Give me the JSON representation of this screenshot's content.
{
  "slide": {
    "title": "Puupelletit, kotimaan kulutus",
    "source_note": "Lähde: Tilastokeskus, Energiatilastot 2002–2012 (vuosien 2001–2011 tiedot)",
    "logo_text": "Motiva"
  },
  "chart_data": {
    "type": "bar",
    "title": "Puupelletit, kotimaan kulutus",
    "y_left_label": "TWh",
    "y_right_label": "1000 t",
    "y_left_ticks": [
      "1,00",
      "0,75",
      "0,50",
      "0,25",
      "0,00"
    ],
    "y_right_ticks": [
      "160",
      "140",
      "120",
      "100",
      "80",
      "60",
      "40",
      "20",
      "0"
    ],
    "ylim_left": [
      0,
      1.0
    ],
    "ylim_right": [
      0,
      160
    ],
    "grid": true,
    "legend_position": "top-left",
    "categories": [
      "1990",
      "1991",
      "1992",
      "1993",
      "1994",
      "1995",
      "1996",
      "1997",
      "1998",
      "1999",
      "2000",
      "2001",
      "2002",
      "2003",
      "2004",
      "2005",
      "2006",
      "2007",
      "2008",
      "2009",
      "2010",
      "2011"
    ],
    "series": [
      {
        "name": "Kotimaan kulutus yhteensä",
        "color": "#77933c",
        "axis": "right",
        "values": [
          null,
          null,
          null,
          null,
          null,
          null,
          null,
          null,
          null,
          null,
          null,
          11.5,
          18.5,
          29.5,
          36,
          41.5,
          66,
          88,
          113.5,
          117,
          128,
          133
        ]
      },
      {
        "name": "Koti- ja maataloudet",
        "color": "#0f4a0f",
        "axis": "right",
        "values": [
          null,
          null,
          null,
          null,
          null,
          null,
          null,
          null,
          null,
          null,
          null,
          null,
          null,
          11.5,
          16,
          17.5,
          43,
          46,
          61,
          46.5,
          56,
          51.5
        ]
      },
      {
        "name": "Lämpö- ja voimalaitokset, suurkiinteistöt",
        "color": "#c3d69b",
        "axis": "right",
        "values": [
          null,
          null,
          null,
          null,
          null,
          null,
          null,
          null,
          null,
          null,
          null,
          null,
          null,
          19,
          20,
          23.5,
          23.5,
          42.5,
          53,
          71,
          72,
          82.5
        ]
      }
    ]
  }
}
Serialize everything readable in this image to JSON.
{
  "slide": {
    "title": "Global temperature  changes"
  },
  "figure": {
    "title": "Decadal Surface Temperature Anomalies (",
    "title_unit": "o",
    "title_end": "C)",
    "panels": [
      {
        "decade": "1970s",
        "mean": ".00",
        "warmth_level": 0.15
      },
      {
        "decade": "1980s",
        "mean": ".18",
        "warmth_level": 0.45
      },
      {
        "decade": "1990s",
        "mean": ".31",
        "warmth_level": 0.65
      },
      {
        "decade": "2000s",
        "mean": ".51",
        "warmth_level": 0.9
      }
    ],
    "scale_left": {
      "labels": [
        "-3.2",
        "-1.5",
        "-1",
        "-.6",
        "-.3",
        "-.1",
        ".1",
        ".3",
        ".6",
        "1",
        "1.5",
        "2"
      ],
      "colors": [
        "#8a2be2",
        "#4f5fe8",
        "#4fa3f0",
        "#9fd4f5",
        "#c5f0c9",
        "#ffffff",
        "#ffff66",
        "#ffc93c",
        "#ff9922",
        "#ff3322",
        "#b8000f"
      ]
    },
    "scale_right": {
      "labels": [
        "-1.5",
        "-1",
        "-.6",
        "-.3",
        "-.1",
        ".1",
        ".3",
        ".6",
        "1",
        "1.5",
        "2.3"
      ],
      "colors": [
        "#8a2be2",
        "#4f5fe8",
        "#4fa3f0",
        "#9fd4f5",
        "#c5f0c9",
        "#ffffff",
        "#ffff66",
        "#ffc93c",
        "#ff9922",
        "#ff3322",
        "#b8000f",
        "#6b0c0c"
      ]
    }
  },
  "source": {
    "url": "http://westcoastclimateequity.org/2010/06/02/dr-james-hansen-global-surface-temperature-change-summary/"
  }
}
◆ ◆ ◆ ◆ ◆ ◆ ◆
Above are the entries; count how many of their lines contain the word "JSON" and give only that number.

2